Given instruction: Restate each line of the listing exactly, without carrying over any pictures.

Data to process:

— Begin —

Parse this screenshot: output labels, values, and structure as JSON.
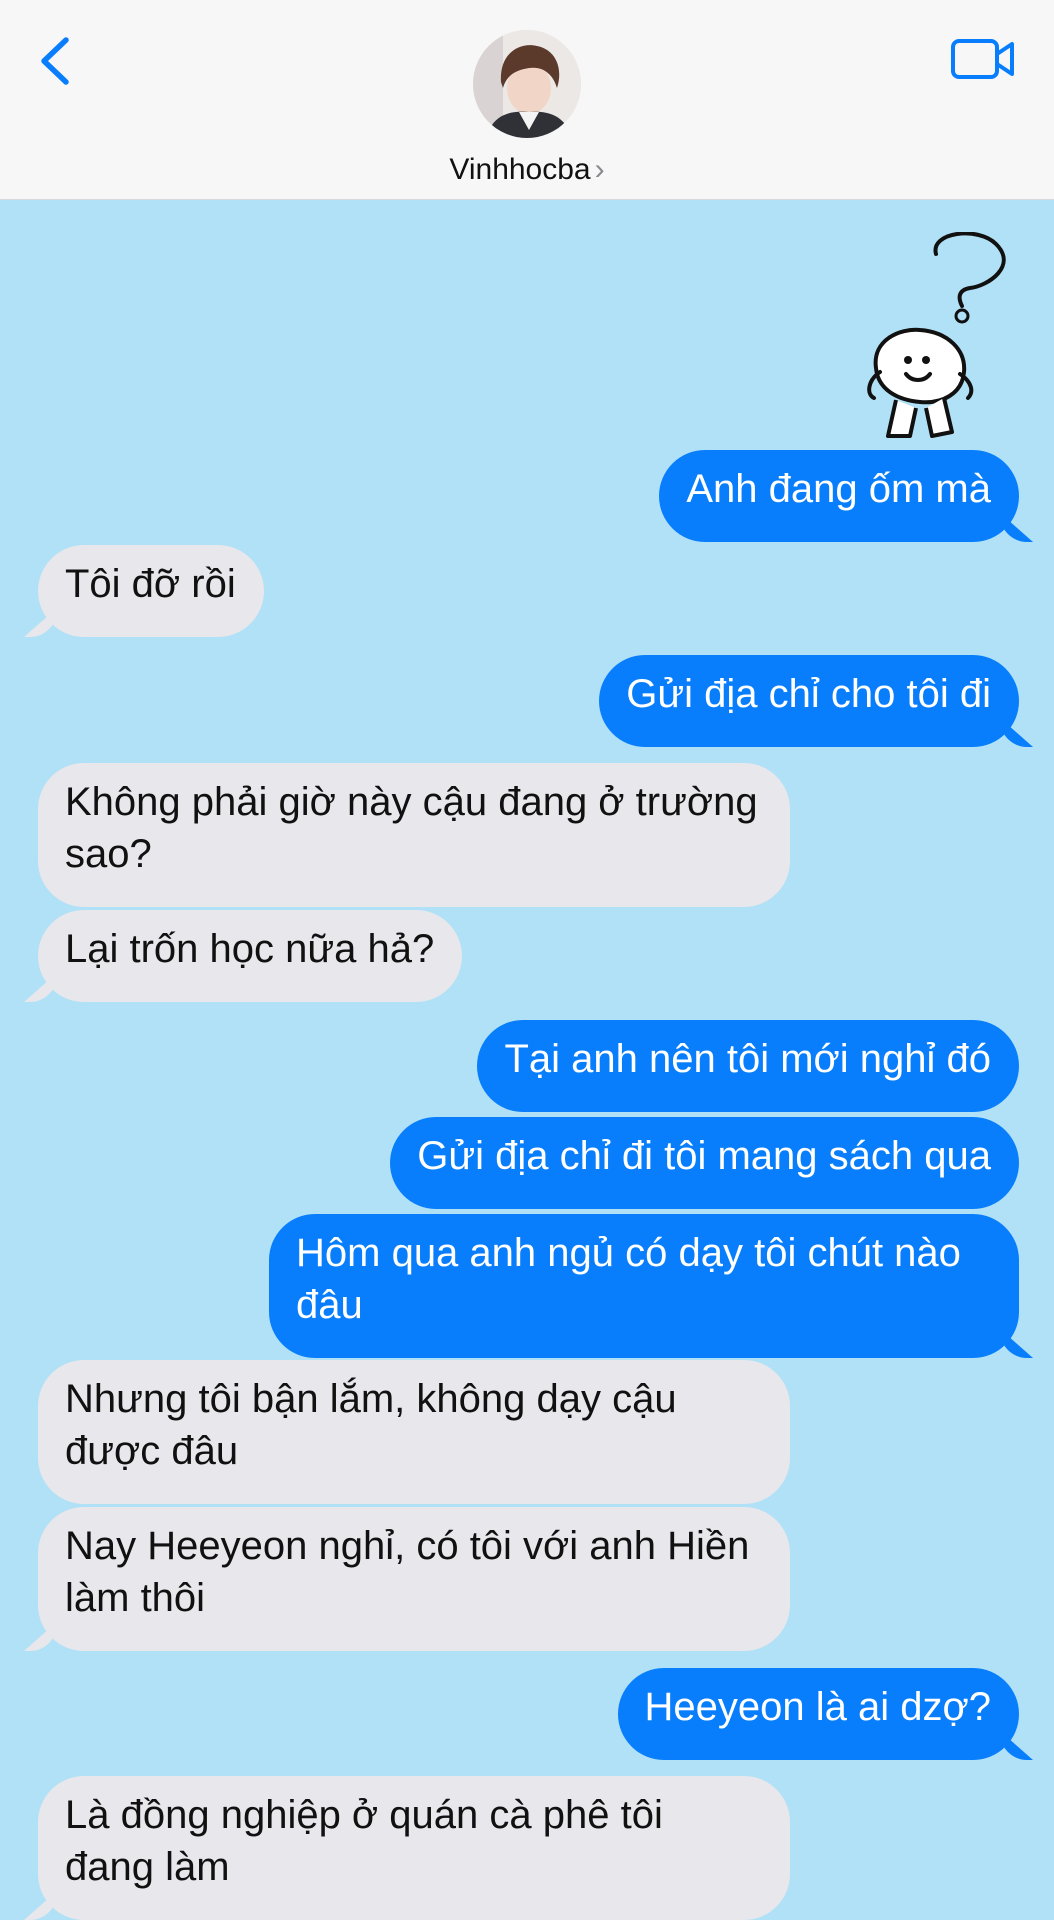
{
  "header": {
    "contact_name": "Vinhhocba",
    "chevron": "›",
    "back_icon": "chevron-left-icon",
    "video_icon": "video-camera-icon",
    "accent_color": "#087efc"
  },
  "chat": {
    "background_color": "#b1e1f6",
    "sticker": "smiley-question-sticker",
    "messages": [
      {
        "from": "me",
        "text": "Anh đang ốm mà"
      },
      {
        "from": "them",
        "text": "Tôi đỡ rồi"
      },
      {
        "from": "me",
        "text": "Gửi địa chỉ cho tôi đi"
      },
      {
        "from": "them",
        "text": "Không phải giờ này cậu đang ở trường sao?"
      },
      {
        "from": "them",
        "text": "Lại trốn học nữa hả?"
      },
      {
        "from": "me",
        "text": "Tại anh nên tôi mới nghỉ đó"
      },
      {
        "from": "me",
        "text": "Gửi địa chỉ đi tôi mang sách qua"
      },
      {
        "from": "me",
        "text": "Hôm qua anh ngủ có dạy tôi chút nào đâu"
      },
      {
        "from": "them",
        "text": "Nhưng tôi bận lắm, không dạy cậu được đâu"
      },
      {
        "from": "them",
        "text": "Nay Heeyeon nghỉ, có tôi với anh Hiền làm thôi"
      },
      {
        "from": "me",
        "text": "Heeyeon là ai dzợ?"
      },
      {
        "from": "them",
        "text": "Là đồng nghiệp ở quán cà phê tôi đang làm"
      }
    ]
  }
}
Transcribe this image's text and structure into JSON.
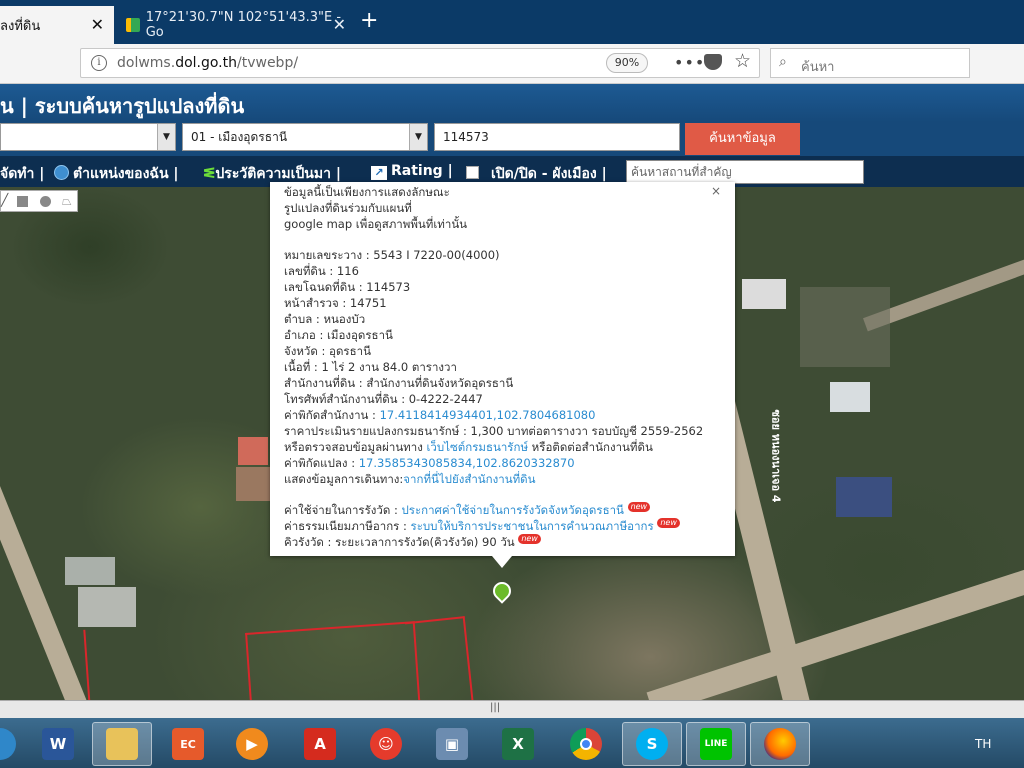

— End —

Task output:
Parse this screenshot: output labels, values, and structure as JSON.
{
  "header": {
    "contact_name": "Vinhhocba",
    "chevron": "›",
    "back_icon": "chevron-left-icon",
    "video_icon": "video-camera-icon",
    "accent_color": "#087efc"
  },
  "chat": {
    "background_color": "#b1e1f6",
    "sticker": "smiley-question-sticker",
    "messages": [
      {
        "from": "me",
        "text": "Anh đang ốm mà"
      },
      {
        "from": "them",
        "text": "Tôi đỡ rồi"
      },
      {
        "from": "me",
        "text": "Gửi địa chỉ cho tôi đi"
      },
      {
        "from": "them",
        "text": "Không phải giờ này cậu đang ở trường sao?"
      },
      {
        "from": "them",
        "text": "Lại trốn học nữa hả?"
      },
      {
        "from": "me",
        "text": "Tại anh nên tôi mới nghỉ đó"
      },
      {
        "from": "me",
        "text": "Gửi địa chỉ đi tôi mang sách qua"
      },
      {
        "from": "me",
        "text": "Hôm qua anh ngủ có dạy tôi chút nào đâu"
      },
      {
        "from": "them",
        "text": "Nhưng tôi bận lắm, không dạy cậu được đâu"
      },
      {
        "from": "them",
        "text": "Nay Heeyeon nghỉ, có tôi với anh Hiền làm thôi"
      },
      {
        "from": "me",
        "text": "Heeyeon là ai dzợ?"
      },
      {
        "from": "them",
        "text": "Là đồng nghiệp ở quán cà phê tôi đang làm"
      }
    ]
  }
}
Transcribe this image's text and structure into JSON.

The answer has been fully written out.